START

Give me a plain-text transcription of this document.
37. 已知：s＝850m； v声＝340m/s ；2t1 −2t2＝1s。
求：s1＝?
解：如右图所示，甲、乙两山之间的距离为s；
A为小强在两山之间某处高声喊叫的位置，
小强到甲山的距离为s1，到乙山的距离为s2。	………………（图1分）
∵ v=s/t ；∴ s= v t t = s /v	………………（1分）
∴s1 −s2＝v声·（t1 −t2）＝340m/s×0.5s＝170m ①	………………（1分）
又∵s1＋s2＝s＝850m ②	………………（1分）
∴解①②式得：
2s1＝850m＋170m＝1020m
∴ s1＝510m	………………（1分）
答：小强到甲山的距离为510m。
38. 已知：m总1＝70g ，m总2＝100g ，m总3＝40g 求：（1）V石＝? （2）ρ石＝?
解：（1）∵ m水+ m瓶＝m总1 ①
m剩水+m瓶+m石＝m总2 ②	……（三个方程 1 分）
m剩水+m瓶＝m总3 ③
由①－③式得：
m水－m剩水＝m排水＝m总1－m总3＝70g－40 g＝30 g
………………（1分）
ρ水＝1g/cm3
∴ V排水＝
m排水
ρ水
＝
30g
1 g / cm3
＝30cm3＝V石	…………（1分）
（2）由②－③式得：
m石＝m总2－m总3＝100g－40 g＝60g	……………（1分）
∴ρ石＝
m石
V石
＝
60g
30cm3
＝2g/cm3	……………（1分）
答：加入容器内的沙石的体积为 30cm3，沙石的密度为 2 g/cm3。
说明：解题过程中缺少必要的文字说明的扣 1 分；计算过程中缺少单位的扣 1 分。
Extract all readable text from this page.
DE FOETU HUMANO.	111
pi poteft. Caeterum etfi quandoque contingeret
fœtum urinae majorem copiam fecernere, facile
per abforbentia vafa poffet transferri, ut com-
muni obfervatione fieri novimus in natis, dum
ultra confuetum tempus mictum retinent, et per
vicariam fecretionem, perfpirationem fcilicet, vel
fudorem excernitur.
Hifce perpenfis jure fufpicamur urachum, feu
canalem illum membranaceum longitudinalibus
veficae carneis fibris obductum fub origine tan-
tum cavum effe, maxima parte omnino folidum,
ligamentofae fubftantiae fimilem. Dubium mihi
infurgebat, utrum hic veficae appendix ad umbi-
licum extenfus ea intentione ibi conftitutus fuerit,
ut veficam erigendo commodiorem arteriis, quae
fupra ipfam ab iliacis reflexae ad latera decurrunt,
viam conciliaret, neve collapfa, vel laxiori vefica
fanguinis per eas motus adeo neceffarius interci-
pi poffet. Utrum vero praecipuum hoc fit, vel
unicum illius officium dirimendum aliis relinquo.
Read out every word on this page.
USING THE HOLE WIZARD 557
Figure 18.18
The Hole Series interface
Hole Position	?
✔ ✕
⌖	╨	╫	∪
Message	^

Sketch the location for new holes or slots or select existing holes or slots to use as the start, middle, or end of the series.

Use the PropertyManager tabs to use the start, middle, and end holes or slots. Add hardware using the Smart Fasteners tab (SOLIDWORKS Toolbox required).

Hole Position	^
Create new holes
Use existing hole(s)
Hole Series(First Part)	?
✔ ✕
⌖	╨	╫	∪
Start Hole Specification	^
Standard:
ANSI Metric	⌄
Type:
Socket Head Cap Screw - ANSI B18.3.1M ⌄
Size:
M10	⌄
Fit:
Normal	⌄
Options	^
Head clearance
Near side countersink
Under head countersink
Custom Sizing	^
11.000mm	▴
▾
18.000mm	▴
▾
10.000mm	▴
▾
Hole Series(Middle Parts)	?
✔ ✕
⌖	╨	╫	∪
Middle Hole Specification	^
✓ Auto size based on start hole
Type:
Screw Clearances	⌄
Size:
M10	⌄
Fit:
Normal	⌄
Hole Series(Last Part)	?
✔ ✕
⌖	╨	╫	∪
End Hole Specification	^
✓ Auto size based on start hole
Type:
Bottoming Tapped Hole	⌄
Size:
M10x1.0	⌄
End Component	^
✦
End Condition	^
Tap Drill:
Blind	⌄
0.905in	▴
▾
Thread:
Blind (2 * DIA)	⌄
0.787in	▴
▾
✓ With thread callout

END

Reproduce exactly the line that holds "Read out every word on this page.", then every line after it, ending with the final line of the records above.

_Answer:_
Read out every word on this page.
USING THE HOLE WIZARD 557
Figure 18.18
The Hole Series interface
Hole Position	?
✔ ✕
⌖	╨	╫	∪
Message	^

Sketch the location for new holes or slots or select existing holes or slots to use as the start, middle, or end of the series.

Use the PropertyManager tabs to use the start, middle, and end holes or slots. Add hardware using the Smart Fasteners tab (SOLIDWORKS Toolbox required).

Hole Position	^
Create new holes
Use existing hole(s)
Hole Series(First Part)	?
✔ ✕
⌖	╨	╫	∪
Start Hole Specification	^
Standard:
ANSI Metric	⌄
Type:
Socket Head Cap Screw - ANSI B18.3.1M ⌄
Size:
M10	⌄
Fit:
Normal	⌄
Options	^
Head clearance
Near side countersink
Under head countersink
Custom Sizing	^
11.000mm	▴
▾
18.000mm	▴
▾
10.000mm	▴
▾
Hole Series(Middle Parts)	?
✔ ✕
⌖	╨	╫	∪
Middle Hole Specification	^
✓ Auto size based on start hole
Type:
Screw Clearances	⌄
Size:
M10	⌄
Fit:
Normal	⌄
Hole Series(Last Part)	?
✔ ✕
⌖	╨	╫	∪
End Hole Specification	^
✓ Auto size based on start hole
Type:
Bottoming Tapped Hole	⌄
Size:
M10x1.0	⌄
End Component	^
✦
End Condition	^
Tap Drill:
Blind	⌄
0.905in	▴
▾
Thread:
Blind (2 * DIA)	⌄
0.787in	▴
▾
✓ With thread callout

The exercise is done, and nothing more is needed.